Records that describe figures
⁂

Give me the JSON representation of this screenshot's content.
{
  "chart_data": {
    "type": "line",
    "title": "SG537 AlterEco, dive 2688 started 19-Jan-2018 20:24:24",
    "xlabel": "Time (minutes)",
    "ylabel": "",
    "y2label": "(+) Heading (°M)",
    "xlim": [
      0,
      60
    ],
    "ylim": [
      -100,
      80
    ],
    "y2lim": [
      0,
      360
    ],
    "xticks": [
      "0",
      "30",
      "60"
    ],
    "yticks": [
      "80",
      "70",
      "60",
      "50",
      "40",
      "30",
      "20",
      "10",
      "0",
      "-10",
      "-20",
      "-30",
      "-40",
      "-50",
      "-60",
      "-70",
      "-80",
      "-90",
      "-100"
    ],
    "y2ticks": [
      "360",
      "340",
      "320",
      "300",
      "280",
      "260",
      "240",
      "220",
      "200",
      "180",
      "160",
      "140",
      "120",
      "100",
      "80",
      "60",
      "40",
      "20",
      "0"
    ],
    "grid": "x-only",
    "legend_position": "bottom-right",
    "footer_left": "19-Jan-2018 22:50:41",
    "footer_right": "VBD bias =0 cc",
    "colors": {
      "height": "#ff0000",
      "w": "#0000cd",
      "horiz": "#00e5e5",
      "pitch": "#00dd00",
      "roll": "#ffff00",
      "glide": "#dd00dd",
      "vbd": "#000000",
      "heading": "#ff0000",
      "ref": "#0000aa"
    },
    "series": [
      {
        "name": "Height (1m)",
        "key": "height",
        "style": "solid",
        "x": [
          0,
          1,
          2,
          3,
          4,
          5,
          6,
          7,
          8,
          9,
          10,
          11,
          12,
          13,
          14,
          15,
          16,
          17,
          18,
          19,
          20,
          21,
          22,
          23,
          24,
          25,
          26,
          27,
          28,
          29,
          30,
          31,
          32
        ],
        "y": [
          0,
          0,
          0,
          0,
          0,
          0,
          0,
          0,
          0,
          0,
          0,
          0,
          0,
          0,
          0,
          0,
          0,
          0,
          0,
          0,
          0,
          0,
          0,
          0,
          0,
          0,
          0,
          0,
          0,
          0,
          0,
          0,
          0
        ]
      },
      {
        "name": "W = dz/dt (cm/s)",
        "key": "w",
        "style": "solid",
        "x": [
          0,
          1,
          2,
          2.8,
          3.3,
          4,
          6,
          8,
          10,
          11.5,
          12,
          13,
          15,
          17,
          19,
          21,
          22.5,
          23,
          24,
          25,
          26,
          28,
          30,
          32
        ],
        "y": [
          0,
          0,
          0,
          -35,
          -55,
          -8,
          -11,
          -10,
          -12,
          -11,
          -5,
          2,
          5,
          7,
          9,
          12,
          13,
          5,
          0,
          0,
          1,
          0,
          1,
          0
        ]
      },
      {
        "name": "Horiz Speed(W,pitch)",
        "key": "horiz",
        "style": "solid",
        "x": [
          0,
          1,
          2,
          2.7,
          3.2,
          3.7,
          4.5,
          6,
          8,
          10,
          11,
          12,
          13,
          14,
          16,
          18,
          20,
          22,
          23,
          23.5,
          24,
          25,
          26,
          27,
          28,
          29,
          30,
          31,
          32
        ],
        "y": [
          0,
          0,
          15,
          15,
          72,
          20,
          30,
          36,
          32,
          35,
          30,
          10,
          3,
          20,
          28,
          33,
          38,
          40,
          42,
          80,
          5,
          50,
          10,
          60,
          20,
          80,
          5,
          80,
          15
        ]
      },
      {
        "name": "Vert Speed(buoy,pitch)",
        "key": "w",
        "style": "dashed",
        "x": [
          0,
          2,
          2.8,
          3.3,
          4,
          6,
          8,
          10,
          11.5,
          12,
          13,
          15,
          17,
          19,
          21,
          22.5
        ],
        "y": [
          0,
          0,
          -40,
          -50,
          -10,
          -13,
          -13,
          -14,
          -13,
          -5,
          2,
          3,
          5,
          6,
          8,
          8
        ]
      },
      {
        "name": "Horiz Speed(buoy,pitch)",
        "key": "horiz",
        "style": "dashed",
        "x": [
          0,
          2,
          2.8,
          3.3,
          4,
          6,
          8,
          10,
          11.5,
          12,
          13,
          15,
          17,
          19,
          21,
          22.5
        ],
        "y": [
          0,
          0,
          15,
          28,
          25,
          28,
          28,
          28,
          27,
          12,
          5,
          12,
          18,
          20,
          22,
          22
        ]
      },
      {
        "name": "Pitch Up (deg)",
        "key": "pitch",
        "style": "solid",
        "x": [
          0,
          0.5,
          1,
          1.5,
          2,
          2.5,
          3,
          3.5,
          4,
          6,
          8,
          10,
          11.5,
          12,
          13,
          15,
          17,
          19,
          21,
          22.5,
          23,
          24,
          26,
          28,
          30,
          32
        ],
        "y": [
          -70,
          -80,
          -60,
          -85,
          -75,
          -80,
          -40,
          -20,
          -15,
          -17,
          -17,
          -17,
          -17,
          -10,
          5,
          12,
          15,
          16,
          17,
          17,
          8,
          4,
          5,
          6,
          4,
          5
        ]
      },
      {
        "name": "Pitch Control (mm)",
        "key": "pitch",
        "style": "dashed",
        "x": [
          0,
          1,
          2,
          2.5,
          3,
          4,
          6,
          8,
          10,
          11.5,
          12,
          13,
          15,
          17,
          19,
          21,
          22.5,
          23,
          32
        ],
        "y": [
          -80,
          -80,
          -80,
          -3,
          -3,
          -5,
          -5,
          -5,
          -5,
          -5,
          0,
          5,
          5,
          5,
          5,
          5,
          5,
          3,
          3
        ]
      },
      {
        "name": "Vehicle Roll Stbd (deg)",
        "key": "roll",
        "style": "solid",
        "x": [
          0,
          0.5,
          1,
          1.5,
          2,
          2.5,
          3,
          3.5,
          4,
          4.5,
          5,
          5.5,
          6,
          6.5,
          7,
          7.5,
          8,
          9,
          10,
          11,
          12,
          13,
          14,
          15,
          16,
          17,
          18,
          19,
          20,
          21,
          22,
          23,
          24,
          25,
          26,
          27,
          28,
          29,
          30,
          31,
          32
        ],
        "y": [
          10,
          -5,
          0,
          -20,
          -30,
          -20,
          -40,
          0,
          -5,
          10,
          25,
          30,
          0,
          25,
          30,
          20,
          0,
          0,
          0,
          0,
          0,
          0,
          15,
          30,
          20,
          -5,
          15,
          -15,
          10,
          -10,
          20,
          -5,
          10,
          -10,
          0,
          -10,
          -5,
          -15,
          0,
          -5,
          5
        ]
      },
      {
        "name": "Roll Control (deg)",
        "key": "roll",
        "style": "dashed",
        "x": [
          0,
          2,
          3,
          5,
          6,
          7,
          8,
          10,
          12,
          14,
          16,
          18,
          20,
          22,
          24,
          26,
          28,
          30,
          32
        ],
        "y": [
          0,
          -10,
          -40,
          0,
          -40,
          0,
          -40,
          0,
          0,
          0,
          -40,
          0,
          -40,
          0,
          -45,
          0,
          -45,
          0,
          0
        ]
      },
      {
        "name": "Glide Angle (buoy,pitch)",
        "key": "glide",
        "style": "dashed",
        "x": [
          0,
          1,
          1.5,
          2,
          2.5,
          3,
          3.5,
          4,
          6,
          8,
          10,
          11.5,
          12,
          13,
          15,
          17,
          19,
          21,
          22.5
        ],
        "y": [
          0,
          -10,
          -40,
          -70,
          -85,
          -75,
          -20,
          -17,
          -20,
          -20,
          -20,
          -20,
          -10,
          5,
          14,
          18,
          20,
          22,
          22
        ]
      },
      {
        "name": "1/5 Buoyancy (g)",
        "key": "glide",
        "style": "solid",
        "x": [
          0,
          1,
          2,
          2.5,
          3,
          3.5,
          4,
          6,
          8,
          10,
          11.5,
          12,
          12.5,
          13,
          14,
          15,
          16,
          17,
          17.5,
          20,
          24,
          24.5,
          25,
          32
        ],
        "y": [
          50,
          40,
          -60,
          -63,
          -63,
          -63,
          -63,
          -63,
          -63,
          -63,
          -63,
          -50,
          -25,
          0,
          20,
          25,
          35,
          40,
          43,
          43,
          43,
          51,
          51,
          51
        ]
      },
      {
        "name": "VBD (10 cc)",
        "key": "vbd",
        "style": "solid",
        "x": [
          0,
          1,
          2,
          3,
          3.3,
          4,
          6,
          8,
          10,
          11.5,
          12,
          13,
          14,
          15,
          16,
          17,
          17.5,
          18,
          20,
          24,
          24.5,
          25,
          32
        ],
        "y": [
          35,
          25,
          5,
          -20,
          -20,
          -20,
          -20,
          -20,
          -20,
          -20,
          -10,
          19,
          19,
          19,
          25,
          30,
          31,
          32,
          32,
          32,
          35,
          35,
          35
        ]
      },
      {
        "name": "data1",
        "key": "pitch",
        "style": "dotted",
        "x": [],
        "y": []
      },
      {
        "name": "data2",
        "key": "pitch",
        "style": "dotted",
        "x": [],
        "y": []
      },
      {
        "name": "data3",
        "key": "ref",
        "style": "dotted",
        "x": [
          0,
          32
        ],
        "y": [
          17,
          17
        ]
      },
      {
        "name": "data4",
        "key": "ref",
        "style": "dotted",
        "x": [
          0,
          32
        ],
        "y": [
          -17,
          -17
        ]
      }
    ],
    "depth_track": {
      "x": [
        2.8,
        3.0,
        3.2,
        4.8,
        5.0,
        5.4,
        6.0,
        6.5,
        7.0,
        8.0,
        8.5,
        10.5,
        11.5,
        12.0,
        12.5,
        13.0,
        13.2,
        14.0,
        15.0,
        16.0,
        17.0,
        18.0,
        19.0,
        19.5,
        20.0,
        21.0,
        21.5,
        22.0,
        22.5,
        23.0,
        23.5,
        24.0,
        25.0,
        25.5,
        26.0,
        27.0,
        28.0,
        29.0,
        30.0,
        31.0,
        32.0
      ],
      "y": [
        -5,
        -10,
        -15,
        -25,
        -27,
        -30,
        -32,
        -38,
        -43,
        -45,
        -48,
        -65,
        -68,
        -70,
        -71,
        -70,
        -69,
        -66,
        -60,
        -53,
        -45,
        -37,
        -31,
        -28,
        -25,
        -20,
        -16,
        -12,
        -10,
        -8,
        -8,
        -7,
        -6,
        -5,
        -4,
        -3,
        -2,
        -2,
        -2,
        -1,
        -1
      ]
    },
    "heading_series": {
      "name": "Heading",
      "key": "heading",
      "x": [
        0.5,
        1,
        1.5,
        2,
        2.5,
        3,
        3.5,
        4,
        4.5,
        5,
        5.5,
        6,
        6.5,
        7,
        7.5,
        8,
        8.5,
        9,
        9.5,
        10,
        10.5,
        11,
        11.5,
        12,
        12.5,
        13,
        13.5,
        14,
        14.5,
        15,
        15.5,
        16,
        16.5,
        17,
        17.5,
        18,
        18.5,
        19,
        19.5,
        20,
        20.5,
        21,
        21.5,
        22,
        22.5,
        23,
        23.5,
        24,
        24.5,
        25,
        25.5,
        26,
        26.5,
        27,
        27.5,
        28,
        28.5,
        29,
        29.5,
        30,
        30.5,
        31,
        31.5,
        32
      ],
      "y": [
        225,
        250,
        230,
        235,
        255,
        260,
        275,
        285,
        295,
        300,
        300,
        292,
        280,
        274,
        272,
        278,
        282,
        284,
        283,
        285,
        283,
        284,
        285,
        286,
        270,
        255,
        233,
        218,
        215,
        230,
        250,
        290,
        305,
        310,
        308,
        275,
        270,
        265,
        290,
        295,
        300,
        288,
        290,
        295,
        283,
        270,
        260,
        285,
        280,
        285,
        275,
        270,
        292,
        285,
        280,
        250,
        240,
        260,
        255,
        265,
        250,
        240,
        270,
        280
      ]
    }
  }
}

⁂

◆ SET EXERCISE
Using the material above, count the lines containing the word "Control". Reply with the number alone.

◆ SOLVED EXERCISE
2